Update the records from their first line through the line containing "year-cell: 2022 — [883, 882, 1003, 949]" by changing "reference-cell" to "citation-cell". Leave everything else in those lines unchanged, and give back only those lines.

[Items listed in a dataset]
------------------------------------------------------------------------
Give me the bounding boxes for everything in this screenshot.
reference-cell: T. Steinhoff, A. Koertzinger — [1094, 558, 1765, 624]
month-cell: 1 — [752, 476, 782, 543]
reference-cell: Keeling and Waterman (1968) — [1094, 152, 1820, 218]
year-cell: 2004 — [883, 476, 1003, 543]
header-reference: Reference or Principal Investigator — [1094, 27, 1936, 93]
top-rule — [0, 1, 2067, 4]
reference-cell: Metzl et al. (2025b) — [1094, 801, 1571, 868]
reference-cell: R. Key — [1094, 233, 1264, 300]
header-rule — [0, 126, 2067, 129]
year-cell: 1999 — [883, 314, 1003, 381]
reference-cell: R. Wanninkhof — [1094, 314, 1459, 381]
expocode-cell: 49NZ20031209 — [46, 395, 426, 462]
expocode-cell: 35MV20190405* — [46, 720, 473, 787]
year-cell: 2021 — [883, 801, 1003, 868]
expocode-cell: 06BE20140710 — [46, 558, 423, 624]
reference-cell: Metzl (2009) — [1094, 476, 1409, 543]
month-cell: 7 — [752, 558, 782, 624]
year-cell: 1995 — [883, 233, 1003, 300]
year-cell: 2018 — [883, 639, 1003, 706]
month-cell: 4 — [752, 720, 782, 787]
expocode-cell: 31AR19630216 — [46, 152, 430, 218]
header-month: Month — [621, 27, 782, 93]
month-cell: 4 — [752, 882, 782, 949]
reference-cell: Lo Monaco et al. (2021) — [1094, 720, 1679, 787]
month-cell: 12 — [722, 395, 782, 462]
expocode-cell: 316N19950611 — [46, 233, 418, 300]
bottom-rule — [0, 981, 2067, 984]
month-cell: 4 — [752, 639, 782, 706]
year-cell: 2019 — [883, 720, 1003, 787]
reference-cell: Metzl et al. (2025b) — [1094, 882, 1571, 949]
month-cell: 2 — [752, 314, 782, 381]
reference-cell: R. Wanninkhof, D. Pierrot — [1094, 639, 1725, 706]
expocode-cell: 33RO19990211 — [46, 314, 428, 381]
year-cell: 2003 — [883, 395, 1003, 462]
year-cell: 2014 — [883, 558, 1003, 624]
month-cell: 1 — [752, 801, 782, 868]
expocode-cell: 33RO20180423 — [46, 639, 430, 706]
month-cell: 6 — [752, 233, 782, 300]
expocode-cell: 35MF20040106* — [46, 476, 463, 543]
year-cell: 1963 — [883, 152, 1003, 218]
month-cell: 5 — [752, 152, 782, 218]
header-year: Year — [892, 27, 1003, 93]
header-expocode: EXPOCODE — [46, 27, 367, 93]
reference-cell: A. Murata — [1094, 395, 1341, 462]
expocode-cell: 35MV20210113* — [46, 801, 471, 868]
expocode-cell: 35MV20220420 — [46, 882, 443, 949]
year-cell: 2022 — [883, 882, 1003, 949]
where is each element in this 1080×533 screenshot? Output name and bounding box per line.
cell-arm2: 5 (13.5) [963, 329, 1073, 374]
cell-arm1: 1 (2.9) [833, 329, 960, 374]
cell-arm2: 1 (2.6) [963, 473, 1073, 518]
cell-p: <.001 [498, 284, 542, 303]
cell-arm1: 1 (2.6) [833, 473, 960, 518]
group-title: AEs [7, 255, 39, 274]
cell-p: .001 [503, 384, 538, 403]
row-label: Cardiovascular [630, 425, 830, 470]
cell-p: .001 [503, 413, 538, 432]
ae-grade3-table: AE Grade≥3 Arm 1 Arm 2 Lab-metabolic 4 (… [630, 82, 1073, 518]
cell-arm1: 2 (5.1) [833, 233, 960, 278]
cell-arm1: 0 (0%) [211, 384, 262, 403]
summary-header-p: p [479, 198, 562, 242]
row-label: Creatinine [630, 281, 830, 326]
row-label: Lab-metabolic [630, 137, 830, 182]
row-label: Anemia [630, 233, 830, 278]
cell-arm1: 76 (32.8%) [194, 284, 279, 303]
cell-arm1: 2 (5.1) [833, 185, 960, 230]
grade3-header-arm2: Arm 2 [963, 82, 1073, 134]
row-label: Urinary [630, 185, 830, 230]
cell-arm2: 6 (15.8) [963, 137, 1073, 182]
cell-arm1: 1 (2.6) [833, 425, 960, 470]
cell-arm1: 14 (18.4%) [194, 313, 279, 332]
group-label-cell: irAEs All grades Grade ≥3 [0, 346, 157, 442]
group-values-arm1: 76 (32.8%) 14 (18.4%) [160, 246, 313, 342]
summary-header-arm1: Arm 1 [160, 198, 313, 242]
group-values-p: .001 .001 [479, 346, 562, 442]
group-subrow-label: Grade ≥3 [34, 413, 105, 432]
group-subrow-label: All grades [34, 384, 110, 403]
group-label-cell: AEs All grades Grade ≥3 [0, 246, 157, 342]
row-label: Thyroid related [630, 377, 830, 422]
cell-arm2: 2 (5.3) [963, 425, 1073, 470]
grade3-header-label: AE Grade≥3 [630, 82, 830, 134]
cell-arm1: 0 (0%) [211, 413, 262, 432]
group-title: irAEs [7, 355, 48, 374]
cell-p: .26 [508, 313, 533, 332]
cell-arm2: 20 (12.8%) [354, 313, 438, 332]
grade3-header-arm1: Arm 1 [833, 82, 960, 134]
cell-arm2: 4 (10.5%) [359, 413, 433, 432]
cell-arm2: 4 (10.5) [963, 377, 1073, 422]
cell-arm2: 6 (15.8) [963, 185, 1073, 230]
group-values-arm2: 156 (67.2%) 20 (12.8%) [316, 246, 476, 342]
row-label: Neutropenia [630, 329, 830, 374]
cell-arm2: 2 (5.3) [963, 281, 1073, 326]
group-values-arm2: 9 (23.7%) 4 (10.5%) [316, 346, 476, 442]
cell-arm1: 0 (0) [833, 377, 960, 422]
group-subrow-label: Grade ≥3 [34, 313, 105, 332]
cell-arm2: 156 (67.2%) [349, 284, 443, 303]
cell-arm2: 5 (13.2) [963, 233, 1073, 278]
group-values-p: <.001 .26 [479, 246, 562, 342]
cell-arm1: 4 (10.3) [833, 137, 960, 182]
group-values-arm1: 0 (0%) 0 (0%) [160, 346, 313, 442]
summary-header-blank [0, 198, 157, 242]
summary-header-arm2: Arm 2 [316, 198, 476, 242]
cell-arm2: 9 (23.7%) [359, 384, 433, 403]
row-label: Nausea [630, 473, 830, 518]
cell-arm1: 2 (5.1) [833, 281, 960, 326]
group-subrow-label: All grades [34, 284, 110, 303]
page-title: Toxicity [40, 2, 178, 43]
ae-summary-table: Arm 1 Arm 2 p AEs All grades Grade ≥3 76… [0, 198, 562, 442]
------------------------------------------------------------------------
> **OUTPUT**
Give me the bounding boxes for everything in this screenshot.
citation-cell: T. Steinhoff, A. Koertzinger — [1094, 558, 1765, 624]
month-cell: 1 — [752, 476, 782, 543]
citation-cell: Keeling and Waterman (1968) — [1094, 152, 1820, 218]
year-cell: 2004 — [883, 476, 1003, 543]
header-reference: Reference or Principal Investigator — [1094, 27, 1936, 93]
top-rule — [0, 1, 2067, 4]
citation-cell: Metzl et al. (2025b) — [1094, 801, 1571, 868]
citation-cell: R. Key — [1094, 233, 1264, 300]
header-rule — [0, 126, 2067, 129]
year-cell: 1999 — [883, 314, 1003, 381]
citation-cell: R. Wanninkhof — [1094, 314, 1459, 381]
expocode-cell: 49NZ20031209 — [46, 395, 426, 462]
expocode-cell: 35MV20190405* — [46, 720, 473, 787]
year-cell: 2021 — [883, 801, 1003, 868]
expocode-cell: 06BE20140710 — [46, 558, 423, 624]
citation-cell: Metzl (2009) — [1094, 476, 1409, 543]
month-cell: 7 — [752, 558, 782, 624]
year-cell: 1995 — [883, 233, 1003, 300]
year-cell: 2018 — [883, 639, 1003, 706]
month-cell: 4 — [752, 720, 782, 787]
expocode-cell: 31AR19630216 — [46, 152, 430, 218]
header-month: Month — [621, 27, 782, 93]
month-cell: 4 — [752, 882, 782, 949]
citation-cell: Lo Monaco et al. (2021) — [1094, 720, 1679, 787]
month-cell: 12 — [722, 395, 782, 462]
expocode-cell: 316N19950611 — [46, 233, 418, 300]
bottom-rule — [0, 981, 2067, 984]
month-cell: 4 — [752, 639, 782, 706]
year-cell: 2019 — [883, 720, 1003, 787]
citation-cell: Metzl et al. (2025b) — [1094, 882, 1571, 949]
month-cell: 2 — [752, 314, 782, 381]
citation-cell: R. Wanninkhof, D. Pierrot — [1094, 639, 1725, 706]
expocode-cell: 33RO19990211 — [46, 314, 428, 381]
year-cell: 2003 — [883, 395, 1003, 462]
year-cell: 2014 — [883, 558, 1003, 624]
month-cell: 1 — [752, 801, 782, 868]
expocode-cell: 33RO20180423 — [46, 639, 430, 706]
month-cell: 6 — [752, 233, 782, 300]
expocode-cell: 35MF20040106* — [46, 476, 463, 543]
year-cell: 1963 — [883, 152, 1003, 218]
month-cell: 5 — [752, 152, 782, 218]
header-year: Year — [892, 27, 1003, 93]
header-expocode: EXPOCODE — [46, 27, 367, 93]
citation-cell: A. Murata — [1094, 395, 1341, 462]
expocode-cell: 35MV20210113* — [46, 801, 471, 868]
expocode-cell: 35MV20220420 — [46, 882, 443, 949]
year-cell: 2022 — [883, 882, 1003, 949]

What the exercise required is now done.